TO BE DONE: Extract everything from the start of the records down to the line containing "640, 438, 645]", including that line, and reproduce each line unchanged.

[Dataset entries]
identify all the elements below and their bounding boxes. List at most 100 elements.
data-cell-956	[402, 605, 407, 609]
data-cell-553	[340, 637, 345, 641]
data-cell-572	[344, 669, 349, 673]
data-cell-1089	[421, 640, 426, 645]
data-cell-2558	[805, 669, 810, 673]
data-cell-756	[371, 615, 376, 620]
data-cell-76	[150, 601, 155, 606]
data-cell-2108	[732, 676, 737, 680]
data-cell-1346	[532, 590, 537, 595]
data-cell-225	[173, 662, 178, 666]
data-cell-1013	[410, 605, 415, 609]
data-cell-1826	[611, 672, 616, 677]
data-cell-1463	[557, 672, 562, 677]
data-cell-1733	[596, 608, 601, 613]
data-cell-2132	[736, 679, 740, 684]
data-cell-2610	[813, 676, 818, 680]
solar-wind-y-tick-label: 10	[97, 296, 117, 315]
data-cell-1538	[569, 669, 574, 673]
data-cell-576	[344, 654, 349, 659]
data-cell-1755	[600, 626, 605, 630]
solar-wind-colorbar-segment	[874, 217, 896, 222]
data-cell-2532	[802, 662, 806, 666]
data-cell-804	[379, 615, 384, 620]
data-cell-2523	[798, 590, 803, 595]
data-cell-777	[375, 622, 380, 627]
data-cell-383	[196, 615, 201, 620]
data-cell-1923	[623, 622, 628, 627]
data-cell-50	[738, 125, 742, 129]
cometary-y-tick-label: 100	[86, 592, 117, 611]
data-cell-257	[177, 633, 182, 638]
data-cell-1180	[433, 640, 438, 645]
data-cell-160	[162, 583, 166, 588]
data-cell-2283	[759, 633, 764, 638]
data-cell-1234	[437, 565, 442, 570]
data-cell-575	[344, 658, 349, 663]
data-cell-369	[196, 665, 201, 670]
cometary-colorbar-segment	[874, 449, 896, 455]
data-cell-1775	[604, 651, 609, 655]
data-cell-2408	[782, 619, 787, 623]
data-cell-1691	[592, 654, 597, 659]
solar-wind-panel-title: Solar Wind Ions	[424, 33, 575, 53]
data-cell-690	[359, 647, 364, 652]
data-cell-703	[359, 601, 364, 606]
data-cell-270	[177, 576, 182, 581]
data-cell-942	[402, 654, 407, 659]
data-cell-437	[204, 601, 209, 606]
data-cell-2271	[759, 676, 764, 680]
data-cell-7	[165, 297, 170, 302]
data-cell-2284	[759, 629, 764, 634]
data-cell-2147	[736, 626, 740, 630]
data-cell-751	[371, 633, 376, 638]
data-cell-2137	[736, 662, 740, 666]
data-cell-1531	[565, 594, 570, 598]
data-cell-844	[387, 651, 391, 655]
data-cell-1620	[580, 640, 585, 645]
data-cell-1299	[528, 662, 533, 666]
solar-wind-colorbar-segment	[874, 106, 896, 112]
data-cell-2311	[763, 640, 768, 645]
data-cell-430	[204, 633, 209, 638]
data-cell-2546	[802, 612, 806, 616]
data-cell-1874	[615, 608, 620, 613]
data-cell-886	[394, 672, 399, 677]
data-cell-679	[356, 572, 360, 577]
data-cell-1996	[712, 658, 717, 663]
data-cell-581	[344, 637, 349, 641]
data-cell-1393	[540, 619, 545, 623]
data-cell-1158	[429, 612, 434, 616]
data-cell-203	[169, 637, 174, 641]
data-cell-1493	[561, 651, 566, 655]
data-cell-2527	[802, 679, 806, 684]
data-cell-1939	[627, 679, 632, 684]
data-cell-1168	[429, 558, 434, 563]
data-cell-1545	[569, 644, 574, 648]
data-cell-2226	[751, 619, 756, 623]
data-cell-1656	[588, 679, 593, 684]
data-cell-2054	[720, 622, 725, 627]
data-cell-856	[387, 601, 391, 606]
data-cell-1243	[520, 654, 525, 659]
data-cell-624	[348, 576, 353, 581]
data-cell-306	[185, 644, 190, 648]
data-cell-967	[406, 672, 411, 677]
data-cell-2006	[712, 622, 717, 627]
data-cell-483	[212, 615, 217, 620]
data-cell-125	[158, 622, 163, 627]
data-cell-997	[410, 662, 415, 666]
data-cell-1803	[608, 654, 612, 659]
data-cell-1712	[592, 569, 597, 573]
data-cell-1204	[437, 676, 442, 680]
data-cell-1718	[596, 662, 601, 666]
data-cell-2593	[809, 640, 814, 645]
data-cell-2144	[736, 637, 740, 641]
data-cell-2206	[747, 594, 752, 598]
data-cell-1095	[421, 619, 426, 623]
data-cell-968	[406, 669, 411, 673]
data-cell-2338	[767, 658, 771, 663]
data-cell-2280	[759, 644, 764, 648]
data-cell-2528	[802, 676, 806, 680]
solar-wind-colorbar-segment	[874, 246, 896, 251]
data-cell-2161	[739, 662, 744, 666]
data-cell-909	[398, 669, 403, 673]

TASK ANSWER:
identify all the elements below and their bounding boxes. List at most 100 elements.
data-cell-956	[402, 605, 407, 609]
data-cell-553	[340, 637, 345, 641]
data-cell-572	[344, 669, 349, 673]
data-cell-1089	[421, 640, 426, 645]
data-cell-2558	[805, 669, 810, 673]
data-cell-756	[371, 615, 376, 620]
data-cell-76	[150, 601, 155, 606]
data-cell-2108	[732, 676, 737, 680]
data-cell-1346	[532, 590, 537, 595]
data-cell-225	[173, 662, 178, 666]
data-cell-1013	[410, 605, 415, 609]
data-cell-1826	[611, 672, 616, 677]
data-cell-1463	[557, 672, 562, 677]
data-cell-1733	[596, 608, 601, 613]
data-cell-2132	[736, 679, 740, 684]
data-cell-2610	[813, 676, 818, 680]
solar-wind-y-tick-label: 10	[97, 296, 117, 315]
data-cell-1538	[569, 669, 574, 673]
data-cell-576	[344, 654, 349, 659]
data-cell-1755	[600, 626, 605, 630]
solar-wind-colorbar-segment	[874, 217, 896, 222]
data-cell-2532	[802, 662, 806, 666]
data-cell-804	[379, 615, 384, 620]
data-cell-2523	[798, 590, 803, 595]
data-cell-777	[375, 622, 380, 627]
data-cell-383	[196, 615, 201, 620]
data-cell-1923	[623, 622, 628, 627]
data-cell-50	[738, 125, 742, 129]
cometary-y-tick-label: 100	[86, 592, 117, 611]
data-cell-257	[177, 633, 182, 638]
data-cell-1180	[433, 640, 438, 645]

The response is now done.